§ What you will do: Note each line where "Referencia" appears, and copy it.

§ Data section:
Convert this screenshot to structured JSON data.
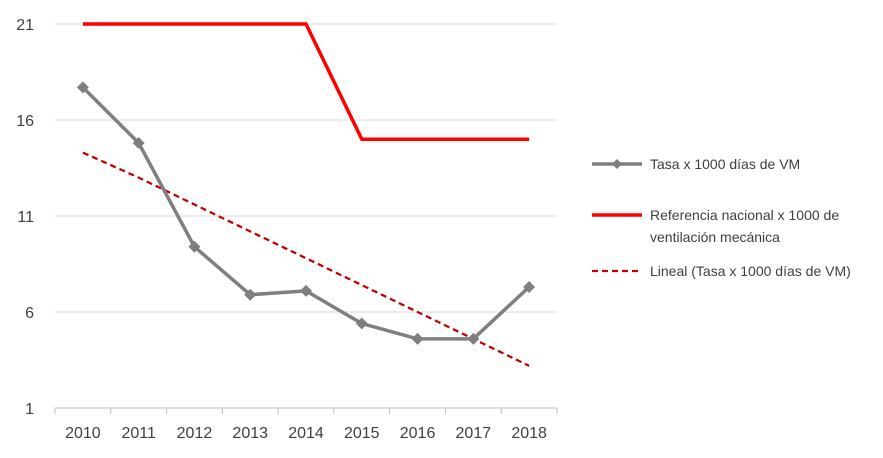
{
  "chart_data": {
    "type": "line",
    "categories": [
      "2010",
      "2011",
      "2012",
      "2013",
      "2014",
      "2015",
      "2016",
      "2017",
      "2018"
    ],
    "ylim": [
      1,
      21
    ],
    "yticks": [
      1,
      6,
      11,
      16,
      21
    ],
    "grid": true,
    "legend_position": "right",
    "series": [
      {
        "name": "Tasa x 1000 días de VM",
        "values": [
          17.7,
          14.8,
          9.4,
          6.9,
          7.1,
          5.4,
          4.6,
          4.6,
          7.3
        ],
        "color": "#7f7f7f",
        "style": "solid",
        "marker": "diamond"
      },
      {
        "name": "Referencia nacional x 1000 de ventilación mecánica",
        "name_lines": [
          "Referencia nacional x 1000 de",
          "ventilación mecánica"
        ],
        "values": [
          21,
          21,
          21,
          21,
          21,
          15,
          15,
          15,
          15
        ],
        "color": "#ff0000",
        "style": "solid",
        "marker": "none"
      },
      {
        "name": "Lineal (Tasa x 1000 días de VM)",
        "values": [
          14.3,
          13.0,
          11.6,
          10.2,
          8.8,
          7.4,
          6.0,
          4.6,
          3.2
        ],
        "color": "#c00000",
        "style": "dashed",
        "marker": "none"
      }
    ]
  }
}
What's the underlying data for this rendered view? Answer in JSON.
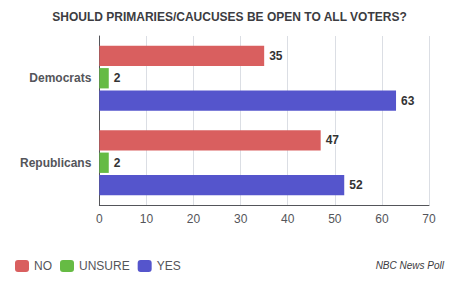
{
  "chart_data": {
    "type": "bar",
    "orientation": "horizontal",
    "title": "SHOULD PRIMARIES/CAUCUSES BE OPEN TO ALL VOTERS?",
    "categories": [
      "Democrats",
      "Republicans"
    ],
    "series": [
      {
        "name": "NO",
        "color": "#d95f5f",
        "values": [
          35,
          47
        ]
      },
      {
        "name": "UNSURE",
        "color": "#66bb44",
        "values": [
          2,
          2
        ]
      },
      {
        "name": "YES",
        "color": "#5555cc",
        "values": [
          63,
          52
        ]
      }
    ],
    "xlim": [
      0,
      70
    ],
    "xticks": [
      0,
      10,
      20,
      30,
      40,
      50,
      60,
      70
    ],
    "grid": true,
    "legend": "lower left",
    "data_labels": true,
    "annotations": [
      "NBC News Poll"
    ]
  }
}
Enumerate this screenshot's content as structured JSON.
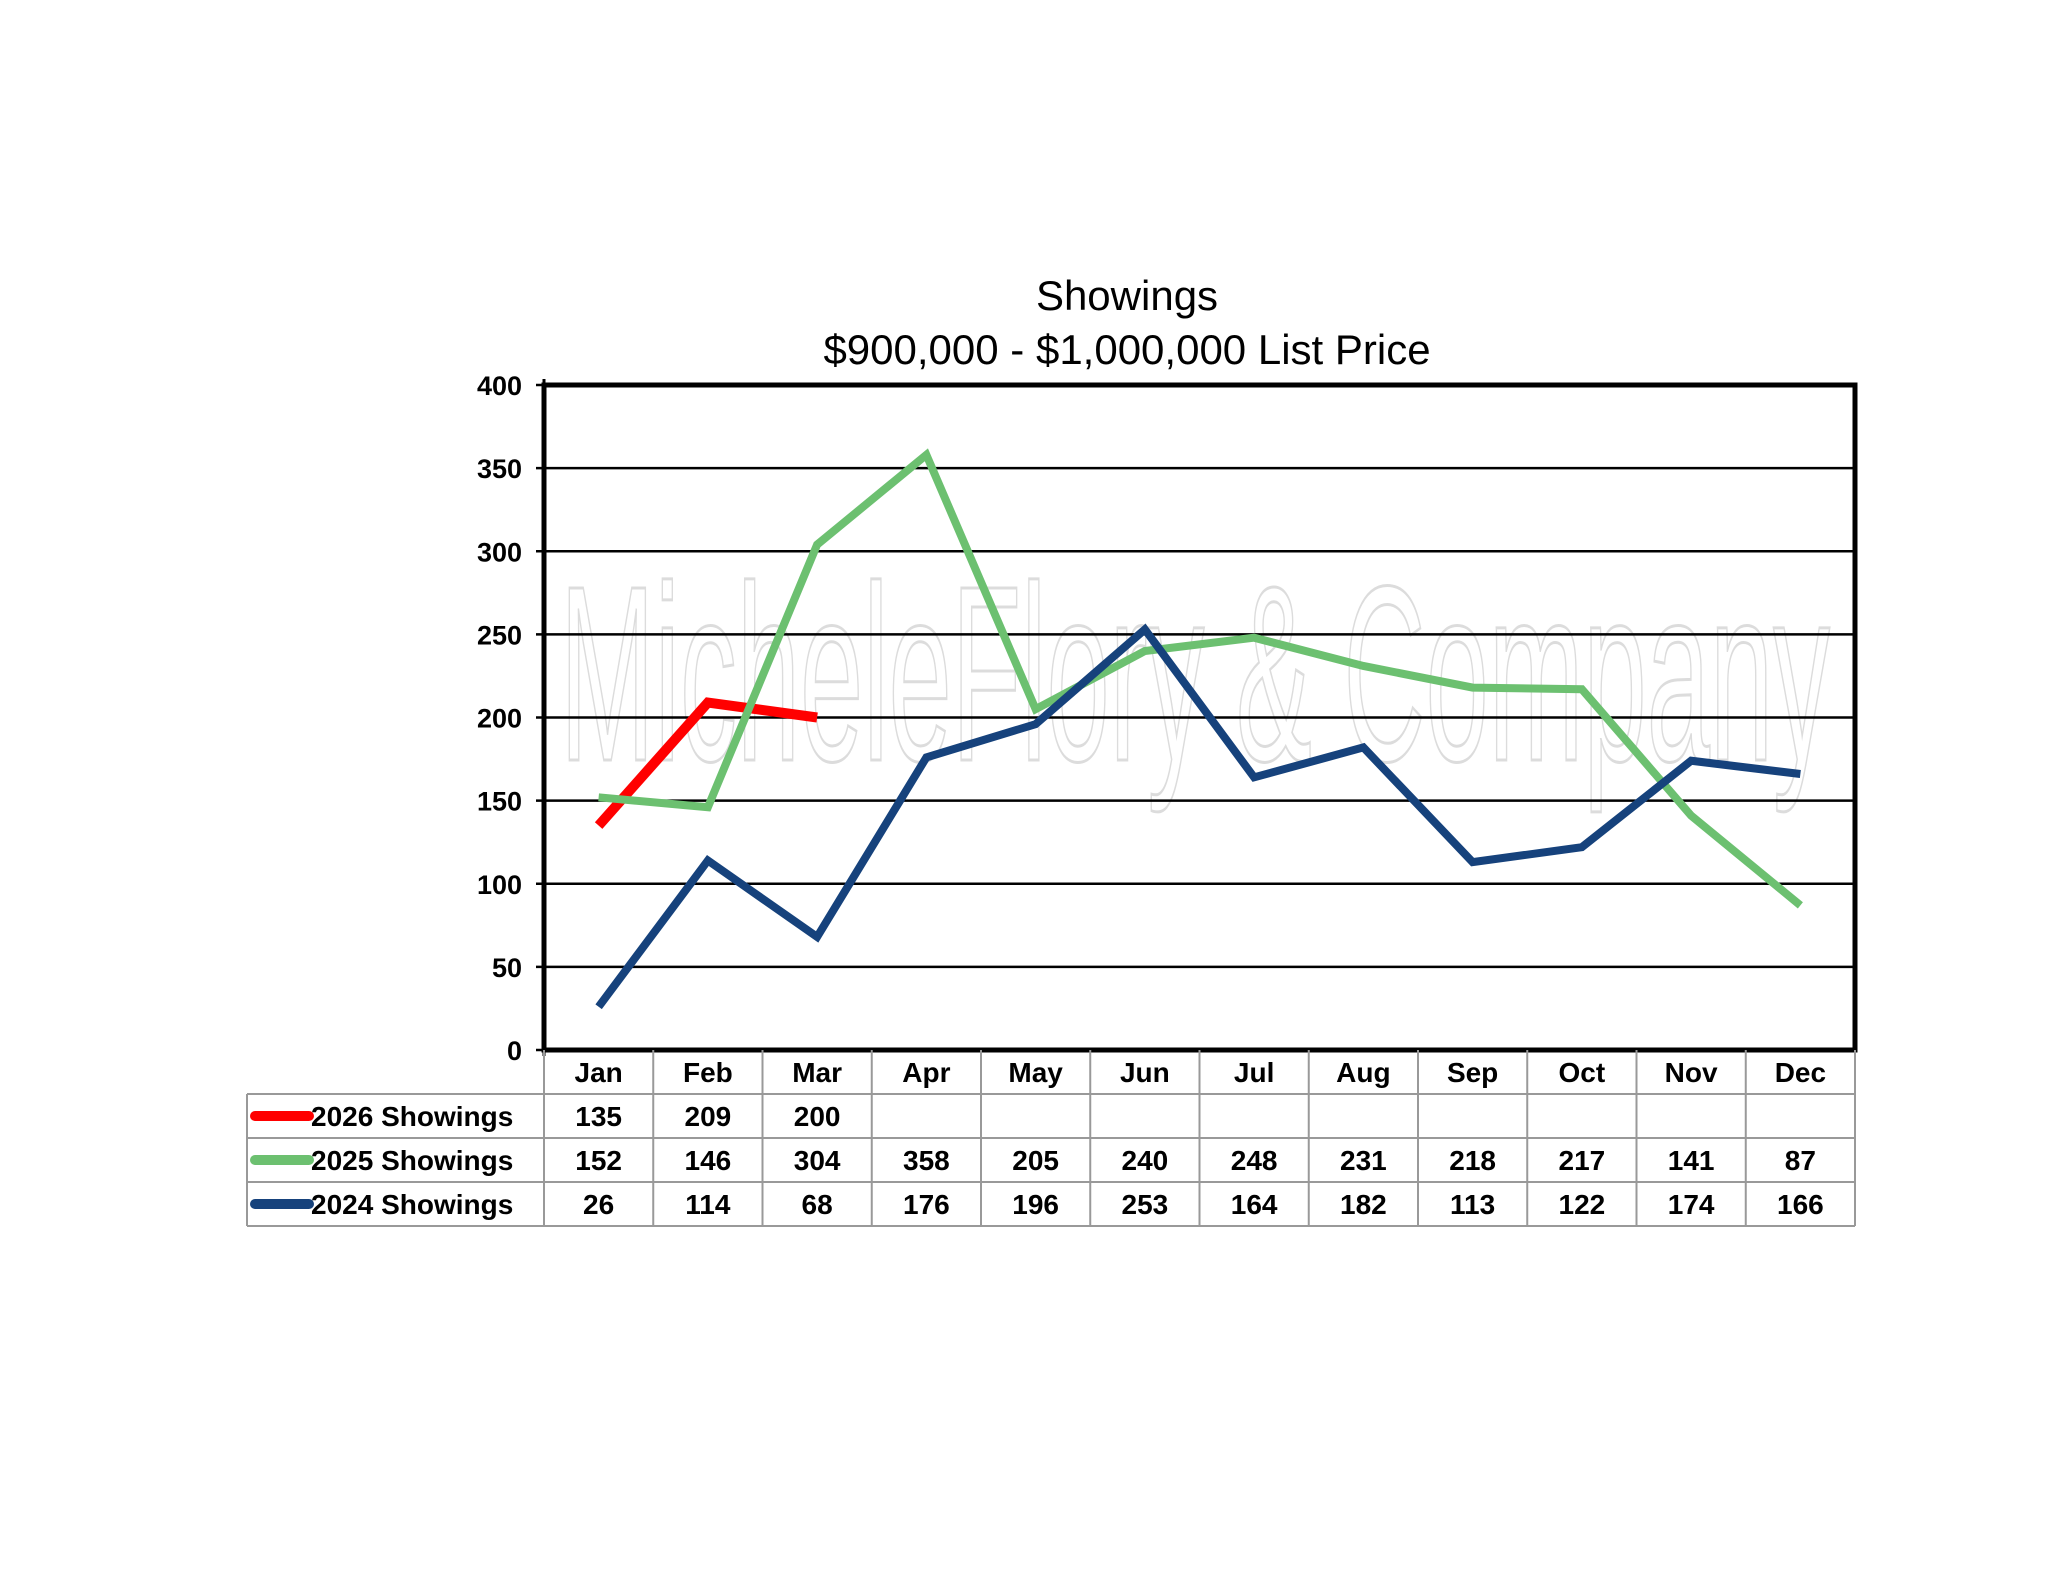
{
  "chart_data": {
    "type": "line",
    "title": "Showings",
    "subtitle": "$900,000 - $1,000,000 List Price",
    "xlabel": "",
    "ylabel": "",
    "ylim": [
      0,
      400
    ],
    "yticks": [
      0,
      50,
      100,
      150,
      200,
      250,
      300,
      350,
      400
    ],
    "grid": true,
    "legend": "data-table-left",
    "categories": [
      "Jan",
      "Feb",
      "Mar",
      "Apr",
      "May",
      "Jun",
      "Jul",
      "Aug",
      "Sep",
      "Oct",
      "Nov",
      "Dec"
    ],
    "series": [
      {
        "name": "2026 Showings",
        "color": "#ff0000",
        "values": [
          135,
          209,
          200,
          null,
          null,
          null,
          null,
          null,
          null,
          null,
          null,
          null
        ]
      },
      {
        "name": "2025 Showings",
        "color": "#6cc070",
        "values": [
          152,
          146,
          304,
          358,
          205,
          240,
          248,
          231,
          218,
          217,
          141,
          87
        ]
      },
      {
        "name": "2024 Showings",
        "color": "#16427c",
        "values": [
          26,
          114,
          68,
          176,
          196,
          253,
          164,
          182,
          113,
          122,
          174,
          166
        ]
      }
    ],
    "watermark": "MicheleFlory & Company"
  }
}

§ The response:
        "name": "Referencia nacional x 1000 de ventilación mecánica",
          "Referencia nacional x 1000 de",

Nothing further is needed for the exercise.